▶ **DO THIS**
Will you transcribe the entries that follow, exactly and in full?
--- --- ---
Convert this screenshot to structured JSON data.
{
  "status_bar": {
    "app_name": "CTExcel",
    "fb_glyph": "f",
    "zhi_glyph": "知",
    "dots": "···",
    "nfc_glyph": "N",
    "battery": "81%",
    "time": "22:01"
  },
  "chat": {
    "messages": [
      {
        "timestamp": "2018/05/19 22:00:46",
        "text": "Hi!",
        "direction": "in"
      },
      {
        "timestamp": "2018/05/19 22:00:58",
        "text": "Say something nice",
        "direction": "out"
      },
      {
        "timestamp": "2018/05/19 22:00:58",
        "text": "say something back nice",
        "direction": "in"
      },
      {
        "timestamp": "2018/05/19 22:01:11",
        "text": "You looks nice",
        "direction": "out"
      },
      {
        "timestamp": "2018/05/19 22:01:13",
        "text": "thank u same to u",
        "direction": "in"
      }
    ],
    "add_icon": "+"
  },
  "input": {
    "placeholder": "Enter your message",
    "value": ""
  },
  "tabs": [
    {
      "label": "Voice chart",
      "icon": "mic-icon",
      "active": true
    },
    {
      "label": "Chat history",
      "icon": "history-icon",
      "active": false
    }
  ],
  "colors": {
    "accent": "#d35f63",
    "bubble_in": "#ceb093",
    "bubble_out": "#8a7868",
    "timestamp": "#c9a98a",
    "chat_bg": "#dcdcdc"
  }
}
--- --- ---
▶ **THE RESPONSE**
Convert this screenshot to structured JSON data.
{
  "status_bar": {
    "app_name": "CTExcel",
    "fb_glyph": "f",
    "zhi_glyph": "知",
    "dots": "···",
    "nfc_glyph": "N",
    "battery": "81%",
    "time": "22:01"
  },
  "chat": {
    "messages": [
      {
        "timestamp": "2018/05/19 22:00:46",
        "text": "Hi!",
        "direction": "in"
      },
      {
        "timestamp": "2018/05/19 22:00:58",
        "text": "Say something nice",
        "direction": "out"
      },
      {
        "timestamp": "2018/05/19 22:00:58",
        "text": "say something back nice",
        "direction": "in"
      },
      {
        "timestamp": "2018/05/19 22:01:11",
        "text": "You looks nice",
        "direction": "out"
      },
      {
        "timestamp": "2018/05/19 22:01:13",
        "text": "thank u same to u",
        "direction": "in"
      }
    ],
    "add_icon": "+"
  },
  "input": {
    "placeholder": "Enter your message",
    "value": ""
  },
  "tabs": [
    {
      "label": "Voice chart",
      "icon": "mic-icon",
      "active": true
    },
    {
      "label": "Chat history",
      "icon": "history-icon",
      "active": false
    }
  ],
  "colors": {
    "accent": "#d35f63",
    "bubble_in": "#ceb093",
    "bubble_out": "#8a7868",
    "timestamp": "#c9a98a",
    "chat_bg": "#dcdcdc"
  }
}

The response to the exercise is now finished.